**WHAT YOU NEED TO DO**
In the entries below, count every line containing "text". Return the number and nothing else.

▼▼▼

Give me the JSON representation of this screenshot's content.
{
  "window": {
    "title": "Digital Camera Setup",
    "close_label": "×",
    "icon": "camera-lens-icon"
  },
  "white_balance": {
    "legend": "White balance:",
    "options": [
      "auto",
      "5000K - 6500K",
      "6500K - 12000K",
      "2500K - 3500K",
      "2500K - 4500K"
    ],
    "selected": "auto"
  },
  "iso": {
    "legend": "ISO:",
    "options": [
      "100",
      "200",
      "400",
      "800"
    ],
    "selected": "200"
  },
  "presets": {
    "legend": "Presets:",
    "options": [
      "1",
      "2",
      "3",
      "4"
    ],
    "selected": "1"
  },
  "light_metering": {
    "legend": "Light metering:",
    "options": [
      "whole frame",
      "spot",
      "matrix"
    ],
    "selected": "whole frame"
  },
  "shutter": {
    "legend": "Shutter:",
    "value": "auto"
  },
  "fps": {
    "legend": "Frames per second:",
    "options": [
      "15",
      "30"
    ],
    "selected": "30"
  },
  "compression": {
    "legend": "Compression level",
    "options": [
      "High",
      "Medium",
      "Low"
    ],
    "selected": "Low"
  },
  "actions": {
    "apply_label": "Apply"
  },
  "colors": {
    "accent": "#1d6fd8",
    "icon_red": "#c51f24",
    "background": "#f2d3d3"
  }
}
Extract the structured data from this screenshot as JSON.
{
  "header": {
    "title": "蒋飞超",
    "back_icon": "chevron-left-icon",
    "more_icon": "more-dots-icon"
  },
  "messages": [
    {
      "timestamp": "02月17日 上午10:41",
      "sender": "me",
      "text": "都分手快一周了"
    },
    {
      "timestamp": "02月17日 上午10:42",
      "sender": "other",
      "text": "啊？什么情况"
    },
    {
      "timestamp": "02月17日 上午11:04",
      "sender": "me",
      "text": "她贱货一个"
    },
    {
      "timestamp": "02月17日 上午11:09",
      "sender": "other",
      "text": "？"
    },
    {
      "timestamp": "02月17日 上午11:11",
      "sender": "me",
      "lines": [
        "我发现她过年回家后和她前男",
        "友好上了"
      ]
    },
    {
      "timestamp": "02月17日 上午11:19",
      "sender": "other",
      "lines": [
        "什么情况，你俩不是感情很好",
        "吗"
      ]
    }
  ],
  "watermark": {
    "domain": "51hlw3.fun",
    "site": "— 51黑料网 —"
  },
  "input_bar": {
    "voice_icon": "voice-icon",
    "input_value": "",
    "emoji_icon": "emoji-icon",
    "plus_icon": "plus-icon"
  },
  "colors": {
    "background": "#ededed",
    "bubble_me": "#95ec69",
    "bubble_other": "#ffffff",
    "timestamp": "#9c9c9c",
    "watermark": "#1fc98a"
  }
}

▲▲▲

**EXERCISE RESPONSE**
4